**Written problem**
Scan the material for the word "JSON", and copy each line where it shows up.
* * *
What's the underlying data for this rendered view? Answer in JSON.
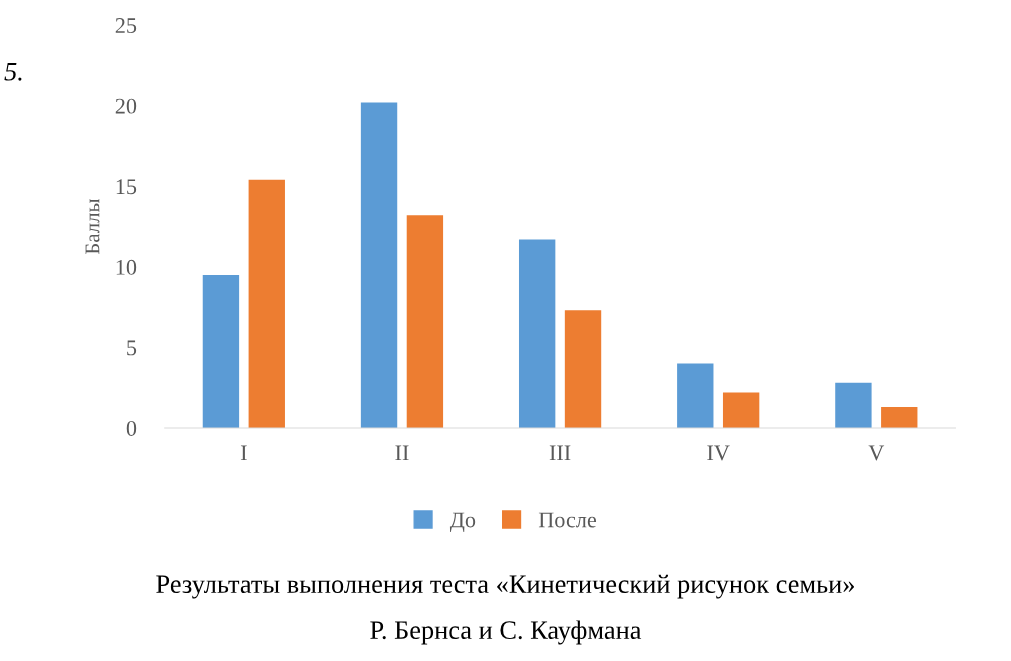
{
  "chart_data": {
    "type": "bar",
    "title": "Результаты выполнения теста «Кинетический рисунок семьи»\nР. Бернса и С. Кауфмана",
    "ylabel": "Баллы",
    "annotations": [
      "5."
    ],
    "categories": [
      "I",
      "II",
      "III",
      "IV",
      "V"
    ],
    "series": [
      {
        "name": "До",
        "color": "#5b9bd5",
        "values": [
          9.5,
          20.2,
          11.7,
          4.0,
          2.8
        ]
      },
      {
        "name": "После",
        "color": "#ed7d31",
        "values": [
          15.4,
          13.2,
          7.3,
          2.2,
          1.3
        ]
      }
    ],
    "ylim": [
      0,
      25
    ],
    "yticks": [
      0,
      5,
      10,
      15,
      20,
      25
    ],
    "grid": false,
    "legend": "bottom"
  }
}
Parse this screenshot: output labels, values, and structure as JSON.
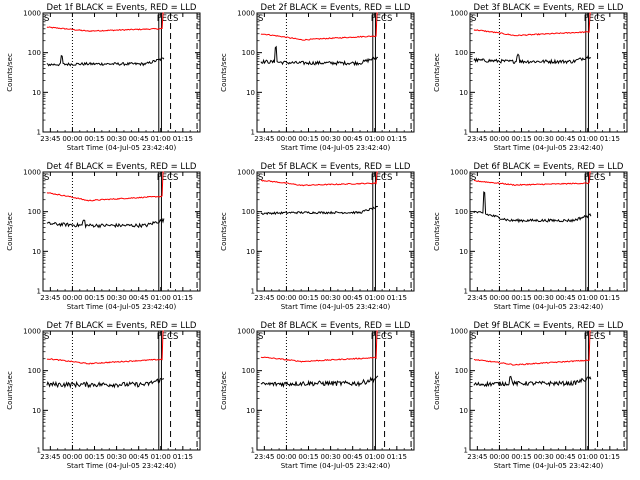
{
  "chart_data": {
    "type": "line",
    "layout": "3x3 grid",
    "background": "#ffffff",
    "axis_color": "#000000",
    "events_color": "#000000",
    "lld_color": "#ff0000",
    "ylabel": "Counts/sec",
    "xlabel": "Start Time (04-Jul-05 23:42:40)",
    "yscale": "log",
    "ylim": [
      1,
      1000
    ],
    "y_ticks": [
      {
        "value": 1,
        "label": "1"
      },
      {
        "value": 10,
        "label": "10"
      },
      {
        "value": 100,
        "label": "100"
      },
      {
        "value": 1000,
        "label": "1000"
      }
    ],
    "xlim": [
      -2.67,
      104
    ],
    "x_ticks": [
      {
        "value": 2.33,
        "label": "23:45"
      },
      {
        "value": 17.33,
        "label": "00:00"
      },
      {
        "value": 32.33,
        "label": "00:15"
      },
      {
        "value": 47.33,
        "label": "00:30"
      },
      {
        "value": 62.33,
        "label": "00:45"
      },
      {
        "value": 77.33,
        "label": "01:00"
      },
      {
        "value": 92.33,
        "label": "01:15"
      }
    ],
    "annotations": [
      "S",
      "FECS"
    ],
    "panels": [
      {
        "title": "Det 1f BLACK = Events, RED = LLD",
        "events": {
          "start": 50,
          "base": 52,
          "spikes": [
            [
              10,
              1.6
            ]
          ],
          "jitter": 0.08
        },
        "lld": {
          "start": 440,
          "base": 350,
          "end": 400
        }
      },
      {
        "title": "Det 2f BLACK = Events, RED = LLD",
        "events": {
          "start": 60,
          "base": 55,
          "spikes": [
            [
              10,
              2.5
            ]
          ],
          "jitter": 0.1
        },
        "lld": {
          "start": 300,
          "base": 210,
          "end": 260
        }
      },
      {
        "title": "Det 3f BLACK = Events, RED = LLD",
        "events": {
          "start": 65,
          "base": 60,
          "spikes": [
            [
              30,
              1.5
            ]
          ],
          "jitter": 0.1
        },
        "lld": {
          "start": 380,
          "base": 270,
          "end": 330
        }
      },
      {
        "title": "Det 4f BLACK = Events, RED = LLD",
        "events": {
          "start": 50,
          "base": 45,
          "spikes": [
            [
              25,
              1.3
            ]
          ],
          "jitter": 0.1
        },
        "lld": {
          "start": 300,
          "base": 190,
          "end": 240
        }
      },
      {
        "title": "Det 5f BLACK = Events, RED = LLD",
        "events": {
          "start": 90,
          "base": 95,
          "spikes": [],
          "jitter": 0.06
        },
        "lld": {
          "start": 620,
          "base": 460,
          "end": 520
        }
      },
      {
        "title": "Det 6f BLACK = Events, RED = LLD",
        "events": {
          "start": 100,
          "base": 60,
          "spikes": [
            [
              7,
              3.5
            ]
          ],
          "jitter": 0.08
        },
        "lld": {
          "start": 600,
          "base": 470,
          "end": 520
        }
      },
      {
        "title": "Det 7f BLACK = Events, RED = LLD",
        "events": {
          "start": 45,
          "base": 45,
          "spikes": [],
          "jitter": 0.14
        },
        "lld": {
          "start": 200,
          "base": 150,
          "end": 190
        }
      },
      {
        "title": "Det 8f BLACK = Events, RED = LLD",
        "events": {
          "start": 45,
          "base": 48,
          "spikes": [],
          "jitter": 0.14
        },
        "lld": {
          "start": 220,
          "base": 170,
          "end": 210
        }
      },
      {
        "title": "Det 9f BLACK = Events, RED = LLD",
        "events": {
          "start": 45,
          "base": 48,
          "spikes": [
            [
              25,
              1.4
            ]
          ],
          "jitter": 0.12
        },
        "lld": {
          "start": 190,
          "base": 140,
          "end": 180
        }
      }
    ],
    "series_x_range": [
      0,
      79.5
    ],
    "markers": {
      "dotted_x": [
        17.33
      ],
      "solid_x": [
        76.0,
        77.8
      ],
      "dashed_x": [
        84.0,
        102.0
      ]
    }
  }
}
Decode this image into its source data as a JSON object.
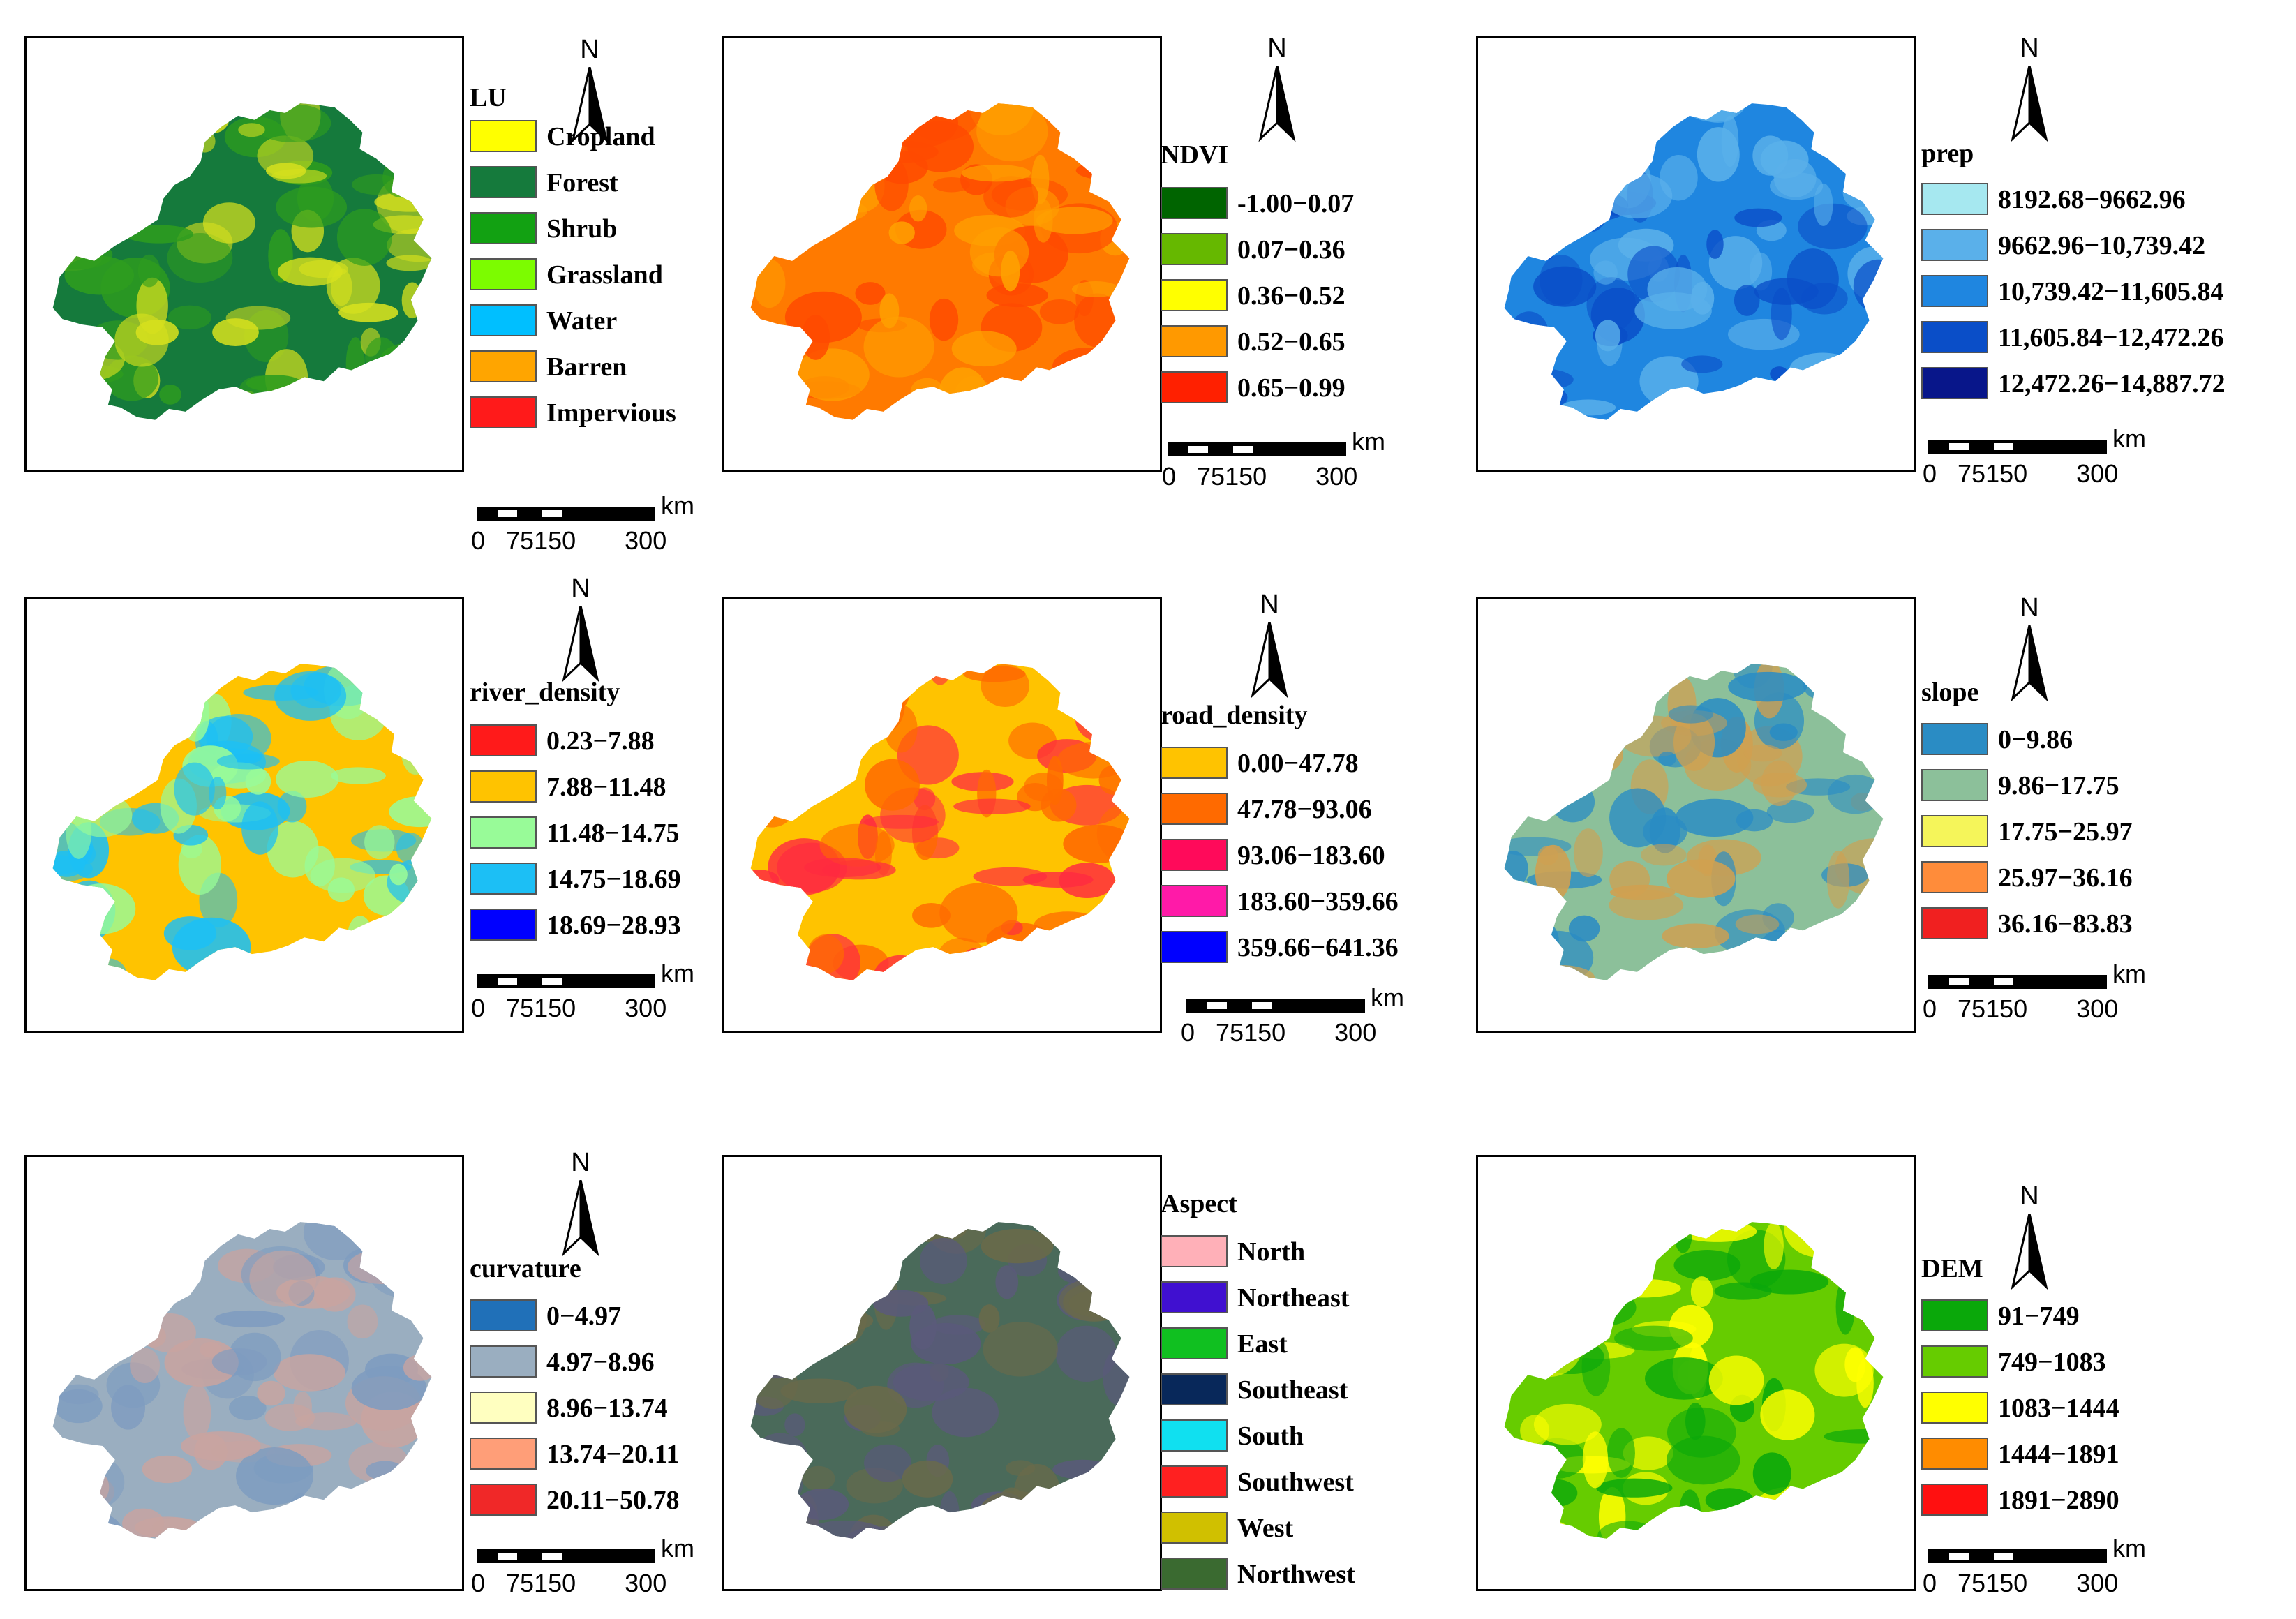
{
  "panels": [
    {
      "title": "LU",
      "items": [
        {
          "label": "Cropland",
          "color": "#ffff00"
        },
        {
          "label": "Forest",
          "color": "#157a3c"
        },
        {
          "label": "Shrub",
          "color": "#12a112"
        },
        {
          "label": "Grassland",
          "color": "#7cfc00"
        },
        {
          "label": "Water",
          "color": "#00bfff"
        },
        {
          "label": "Barren",
          "color": "#ffa500"
        },
        {
          "label": "Impervious",
          "color": "#ff1a1a"
        }
      ],
      "map_colors": [
        "#157a3c",
        "#2e9d1e",
        "#d6e01e"
      ]
    },
    {
      "title": "NDVI",
      "items": [
        {
          "label": "-1.00−0.07",
          "color": "#006400"
        },
        {
          "label": "0.07−0.36",
          "color": "#66b800"
        },
        {
          "label": "0.36−0.52",
          "color": "#ffff00"
        },
        {
          "label": "0.52−0.65",
          "color": "#ff9900"
        },
        {
          "label": "0.65−0.99",
          "color": "#ff2000"
        }
      ],
      "map_colors": [
        "#ff7a00",
        "#ff4a00",
        "#ffa000"
      ]
    },
    {
      "title": "prep",
      "items": [
        {
          "label": "8192.68−9662.96",
          "color": "#a6e8f0"
        },
        {
          "label": "9662.96−10,739.42",
          "color": "#5ab0ea"
        },
        {
          "label": "10,739.42−11,605.84",
          "color": "#1f86e0"
        },
        {
          "label": "11,605.84−12,472.26",
          "color": "#0a4ec8"
        },
        {
          "label": "12,472.26−14,887.72",
          "color": "#08168a"
        }
      ],
      "map_colors": [
        "#1f86e0",
        "#0a4ec8",
        "#5ab0ea"
      ]
    },
    {
      "title": "river_density",
      "items": [
        {
          "label": "0.23−7.88",
          "color": "#ff1a1a"
        },
        {
          "label": "7.88−11.48",
          "color": "#ffc300"
        },
        {
          "label": "11.48−14.75",
          "color": "#98fb98"
        },
        {
          "label": "14.75−18.69",
          "color": "#1cbff5"
        },
        {
          "label": "18.69−28.93",
          "color": "#0000ff"
        }
      ],
      "map_colors": [
        "#ffc300",
        "#98fb98",
        "#1cbff5"
      ]
    },
    {
      "title": "road_density",
      "items": [
        {
          "label": "0.00−47.78",
          "color": "#ffc300"
        },
        {
          "label": "47.78−93.06",
          "color": "#ff6a00"
        },
        {
          "label": "93.06−183.60",
          "color": "#ff0a5a"
        },
        {
          "label": "183.60−359.66",
          "color": "#ff1aa8"
        },
        {
          "label": "359.66−641.36",
          "color": "#0000ff"
        }
      ],
      "map_colors": [
        "#ffc300",
        "#ff6a00",
        "#ff2a40"
      ]
    },
    {
      "title": "slope",
      "items": [
        {
          "label": "0−9.86",
          "color": "#2a8cc4"
        },
        {
          "label": "9.86−17.75",
          "color": "#8cc09a"
        },
        {
          "label": "17.75−25.97",
          "color": "#f5f55a"
        },
        {
          "label": "25.97−36.16",
          "color": "#ff8c3a"
        },
        {
          "label": "36.16−83.83",
          "color": "#f02020"
        }
      ],
      "map_colors": [
        "#8cc09a",
        "#2a8cc4",
        "#d0a050"
      ]
    },
    {
      "title": "curvature",
      "items": [
        {
          "label": "0−4.97",
          "color": "#2070b8"
        },
        {
          "label": "4.97−8.96",
          "color": "#9aaec0"
        },
        {
          "label": "8.96−13.74",
          "color": "#ffffc0"
        },
        {
          "label": "13.74−20.11",
          "color": "#ff9e78"
        },
        {
          "label": "20.11−50.78",
          "color": "#f02828"
        }
      ],
      "map_colors": [
        "#9aaec0",
        "#7e9cc0",
        "#c8a4a0"
      ]
    },
    {
      "title": "Aspect",
      "items": [
        {
          "label": "North",
          "color": "#ffb0b8"
        },
        {
          "label": "Northeast",
          "color": "#4010d0"
        },
        {
          "label": "East",
          "color": "#10c020"
        },
        {
          "label": "Southeast",
          "color": "#08285a"
        },
        {
          "label": "South",
          "color": "#10e0f0"
        },
        {
          "label": "Southwest",
          "color": "#ff2020"
        },
        {
          "label": "West",
          "color": "#d0c000"
        },
        {
          "label": "Northwest",
          "color": "#3a6a30"
        }
      ],
      "map_colors": [
        "#4a6a5a",
        "#5a5a7a",
        "#6a6a4a"
      ]
    },
    {
      "title": "DEM",
      "items": [
        {
          "label": "91−749",
          "color": "#0aa80a"
        },
        {
          "label": "749−1083",
          "color": "#66cc00"
        },
        {
          "label": "1083−1444",
          "color": "#ffff00"
        },
        {
          "label": "1444−1891",
          "color": "#ff8c00"
        },
        {
          "label": "1891−2890",
          "color": "#ff1010"
        }
      ],
      "map_colors": [
        "#66cc00",
        "#ffff00",
        "#0aa80a"
      ]
    }
  ],
  "north_label": "N",
  "scale": {
    "unit": "km",
    "ticks": "0   75150       300"
  }
}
* * *
**Task output**
What's the underlying data for this rendered view? Answer in JSON.
Parse this screenshot: output labels, values, and structure as JSON.
Decode this image into its source data as a JSON object.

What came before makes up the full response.